Your task: Set down the records word for word, from their first line through the line containing "Find all labels, buttons, inputs, and", including that line, and leave the pictures out.

-- Data section start --

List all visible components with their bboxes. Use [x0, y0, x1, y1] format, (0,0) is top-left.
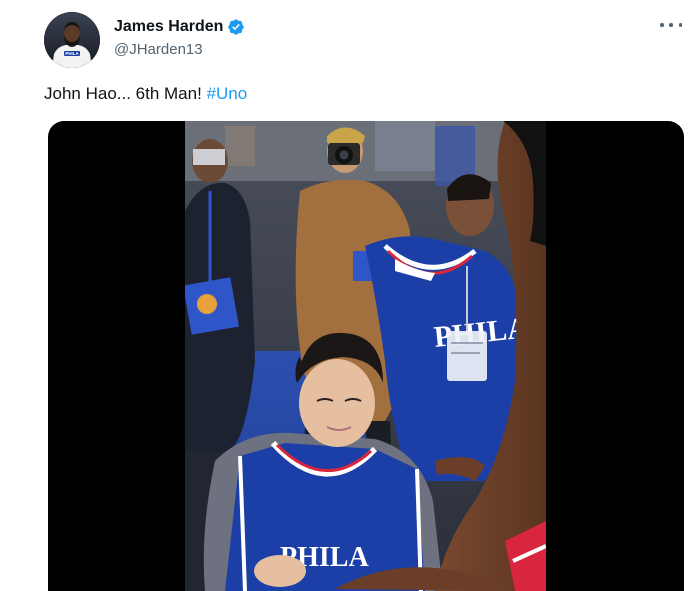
more-dot [678, 23, 682, 27]
tweet-media-video[interactable]: PHILA PHILA [48, 121, 684, 591]
author-header: James Harden @JHarden13 [114, 16, 245, 58]
avatar-image: PHILA [44, 12, 100, 68]
video-still-image: PHILA PHILA [185, 121, 546, 591]
video-frame[interactable]: PHILA PHILA [185, 121, 546, 591]
more-dot [660, 23, 664, 27]
tweet-text: John Hao... 6th Man! #Uno [44, 84, 247, 104]
verified-badge-icon[interactable] [227, 18, 245, 36]
hashtag-link[interactable]: #Uno [207, 84, 248, 103]
author-display-name[interactable]: James Harden [114, 18, 223, 36]
author-handle[interactable]: @JHarden13 [114, 41, 245, 58]
display-name-row: James Harden [114, 16, 245, 38]
avatar-jersey-text: PHILA [65, 51, 79, 56]
more-options-icon[interactable] [660, 18, 682, 32]
tweet-body-text: John Hao... 6th Man! [44, 84, 202, 103]
more-dot [669, 23, 673, 27]
tweet-card: PHILA James Harden @JHarden13 John Hao..… [0, 0, 700, 591]
author-avatar[interactable]: PHILA [44, 12, 100, 68]
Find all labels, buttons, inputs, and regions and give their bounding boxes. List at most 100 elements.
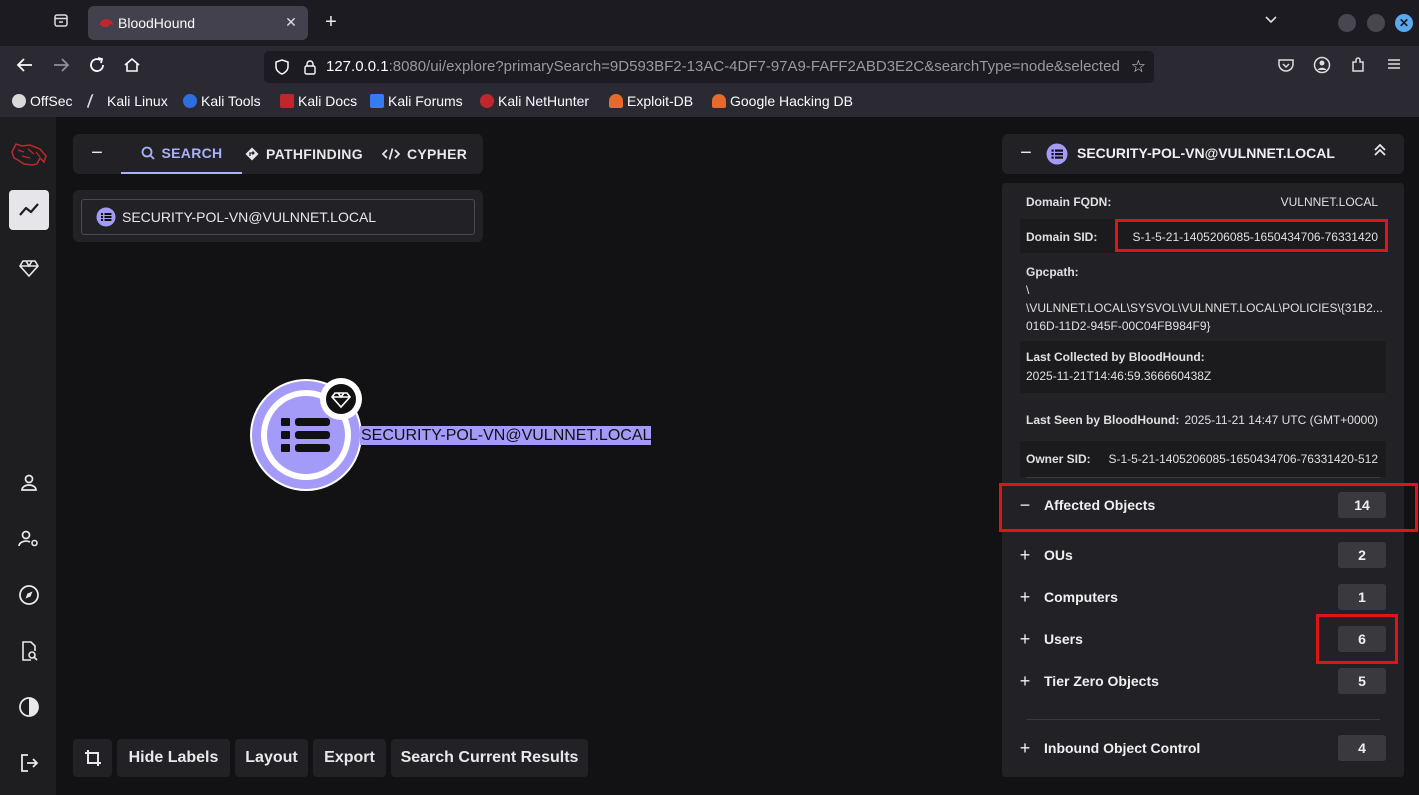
double-chevron-up-icon[interactable]	[1370, 143, 1390, 163]
prop-last-collected: Last Collected by BloodHound: 2025-11-21…	[1020, 341, 1386, 393]
logout-icon[interactable]	[9, 743, 49, 783]
tab-list-icon[interactable]	[50, 12, 72, 34]
bookmark-label: OffSec	[30, 93, 73, 109]
bookmark-kali-nethunter[interactable]: Kali NetHunter	[480, 93, 589, 109]
tab-pathfinding[interactable]: PATHFINDING	[245, 134, 363, 174]
bookmarks-toolbar: OffSec Kali Linux Kali Tools Kali Docs K…	[0, 88, 1419, 117]
expand-icon: +	[1019, 629, 1031, 649]
divider	[1026, 477, 1380, 478]
bookmark-kali-linux[interactable]: Kali Linux	[86, 93, 168, 109]
export-button[interactable]: Export	[313, 739, 386, 777]
collapse-search-button[interactable]: −	[87, 143, 107, 164]
section-inbound-object-control[interactable]: + Inbound Object Control 4	[1014, 730, 1394, 766]
tab-close-icon[interactable]: ✕	[282, 13, 300, 31]
bookmark-label: Exploit-DB	[627, 93, 694, 109]
prop-key: Last Collected by BloodHound:	[1026, 350, 1205, 364]
collapse-panel-button[interactable]: −	[1016, 143, 1036, 163]
url-bar[interactable]: 127.0.0.1:8080/ui/explore?primarySearch=…	[264, 51, 1154, 83]
prop-key: Owner SID:	[1026, 452, 1091, 466]
fit-graph-button[interactable]	[73, 739, 112, 777]
tab-cypher[interactable]: CYPHER	[382, 134, 467, 174]
tab-search-label: SEARCH	[161, 145, 223, 161]
prop-value: VULNNET.LOCAL	[1280, 195, 1378, 209]
prop-value-line: 016D-11D2-945F-00C04FB984F9}	[1026, 319, 1211, 333]
hide-labels-button[interactable]: Hide Labels	[117, 739, 230, 777]
tab-search[interactable]: SEARCH	[121, 134, 242, 174]
kali-docs-icon	[280, 94, 294, 108]
kali-tools-icon	[183, 94, 197, 108]
minimize-window-button[interactable]	[1338, 14, 1356, 32]
prop-key: Domain SID:	[1026, 230, 1098, 244]
bookmark-offsec[interactable]: OffSec	[12, 93, 73, 109]
expand-icon: +	[1019, 545, 1031, 565]
list-all-tabs-icon[interactable]	[1262, 12, 1280, 32]
prop-owner-sid: Owner SID: S-1-5-21-1405206085-165043470…	[1020, 441, 1386, 477]
section-ous[interactable]: + OUs 2	[1014, 537, 1394, 573]
compass-icon[interactable]	[9, 575, 49, 615]
bookmark-star-icon[interactable]: ☆	[1131, 57, 1146, 77]
expand-icon: +	[1019, 671, 1031, 691]
url-path: :8080/ui/explore?primarySearch=9D593BF2-…	[388, 58, 1120, 75]
back-arrow-icon[interactable]	[14, 56, 36, 78]
bloodhound-app: − SEARCH PATHFINDING CYPHER SECURITY-POL…	[0, 117, 1419, 795]
section-count: 4	[1338, 735, 1386, 761]
bookmark-label: Kali NetHunter	[498, 93, 590, 109]
bookmark-kali-forums[interactable]: Kali Forums	[370, 93, 463, 109]
bookmark-kali-docs[interactable]: Kali Docs	[280, 93, 357, 109]
tab-cypher-label: CYPHER	[407, 146, 468, 162]
prop-domain-fqdn: Domain FQDN: VULNNET.LOCAL	[1020, 189, 1386, 213]
explore-toolbar: − SEARCH PATHFINDING CYPHER	[73, 134, 483, 174]
bloodhound-logo-icon[interactable]	[9, 135, 49, 175]
layout-button[interactable]: Layout	[235, 739, 308, 777]
account-icon[interactable]	[1311, 56, 1333, 78]
entity-properties-panel: Domain FQDN: VULNNET.LOCAL Domain SID: S…	[1002, 183, 1404, 777]
prop-key: Domain FQDN:	[1026, 195, 1112, 209]
close-window-button[interactable]: ✕	[1395, 14, 1413, 32]
user-settings-icon[interactable]	[9, 519, 49, 559]
pathfinding-icon	[245, 147, 259, 161]
section-label: OUs	[1044, 547, 1073, 563]
bookmark-exploit-db[interactable]: Exploit-DB	[609, 93, 693, 109]
tier-zero-gem-icon[interactable]	[9, 248, 49, 288]
bookmark-google-hacking-db[interactable]: Google Hacking DB	[712, 93, 853, 109]
pocket-icon[interactable]	[1275, 56, 1297, 78]
bookmark-label: Kali Linux	[107, 93, 168, 109]
theme-toggle-icon[interactable]	[9, 687, 49, 727]
search-current-results-button[interactable]: Search Current Results	[391, 739, 588, 777]
maximize-window-button[interactable]	[1367, 14, 1385, 32]
prop-last-seen: Last Seen by BloodHound: 2025-11-21 14:4…	[1020, 405, 1386, 435]
entity-panel-header: − SECURITY-POL-VN@VULNNET.LOCAL	[1002, 134, 1404, 174]
menu-icon[interactable]	[1383, 56, 1405, 78]
file-search-icon[interactable]	[9, 631, 49, 671]
page-info-icon[interactable]	[302, 59, 318, 75]
highlight-users-count	[1316, 614, 1398, 664]
prop-value: 2025-11-21 14:47 UTC (GMT+0000)	[1184, 413, 1378, 427]
browser-tab[interactable]: BloodHound ✕	[88, 6, 308, 40]
section-label: Inbound Object Control	[1044, 740, 1201, 756]
prop-key: Gpcpath:	[1026, 265, 1079, 279]
url-host: 127.0.0.1	[326, 58, 389, 75]
tab-title: BloodHound	[118, 15, 196, 31]
reload-icon[interactable]	[86, 56, 108, 78]
section-computers[interactable]: + Computers 1	[1014, 579, 1394, 615]
bookmark-label: Kali Forums	[388, 93, 463, 109]
prop-value-line: \	[1026, 283, 1030, 297]
bookmark-label: Kali Tools	[201, 93, 261, 109]
graph-node-label: SECURITY-POL-VN@VULNNET.LOCAL	[360, 426, 652, 445]
home-icon[interactable]	[121, 56, 143, 78]
extensions-icon[interactable]	[1347, 56, 1369, 78]
explore-nav-icon[interactable]	[9, 190, 49, 230]
url-text[interactable]: 127.0.0.1:8080/ui/explore?primarySearch=…	[326, 58, 1121, 75]
expand-icon: +	[1019, 738, 1031, 758]
search-value: SECURITY-POL-VN@VULNNET.LOCAL	[122, 209, 377, 225]
forward-arrow-icon[interactable]	[50, 56, 72, 78]
tracking-shield-icon[interactable]	[274, 59, 290, 75]
node-search-input[interactable]: SECURITY-POL-VN@VULNNET.LOCAL	[81, 199, 475, 235]
tab-pathfinding-label: PATHFINDING	[266, 146, 363, 162]
bookmark-kali-tools[interactable]: Kali Tools	[183, 93, 261, 109]
section-tier-zero-objects[interactable]: + Tier Zero Objects 5	[1014, 663, 1394, 699]
user-icon[interactable]	[9, 463, 49, 503]
divider	[1026, 719, 1380, 720]
exploit-db-icon	[609, 94, 623, 108]
new-tab-icon[interactable]: +	[320, 11, 342, 33]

-- Data section end --

Exercise answer:
List all visible components with their bboxes. Use [x0, y0, x1, y1] format, (0,0) is top-left.
more-dot [678, 23, 682, 27]
tweet-media-video[interactable]: PHILA PHILA [48, 121, 684, 591]
author-header: James Harden @JHarden13 [114, 16, 245, 58]
avatar-image: PHILA [44, 12, 100, 68]
video-still-image: PHILA PHILA [185, 121, 546, 591]
video-frame[interactable]: PHILA PHILA [185, 121, 546, 591]
more-dot [660, 23, 664, 27]
tweet-text: John Hao... 6th Man! #Uno [44, 84, 247, 104]
verified-badge-icon[interactable] [227, 18, 245, 36]
hashtag-link[interactable]: #Uno [207, 84, 248, 103]
author-display-name[interactable]: James Harden [114, 18, 223, 36]
author-handle[interactable]: @JHarden13 [114, 41, 245, 58]
display-name-row: James Harden [114, 16, 245, 38]
avatar-jersey-text: PHILA [65, 51, 79, 56]
more-options-icon[interactable] [660, 18, 682, 32]
tweet-body-text: John Hao... 6th Man! [44, 84, 202, 103]
more-dot [669, 23, 673, 27]
tweet-card: PHILA James Harden @JHarden13 John Hao..… [0, 0, 700, 591]
author-avatar[interactable]: PHILA [44, 12, 100, 68]
Find all labels, buttons, inputs, and regions and give their bounding boxes. List at most 100 elements.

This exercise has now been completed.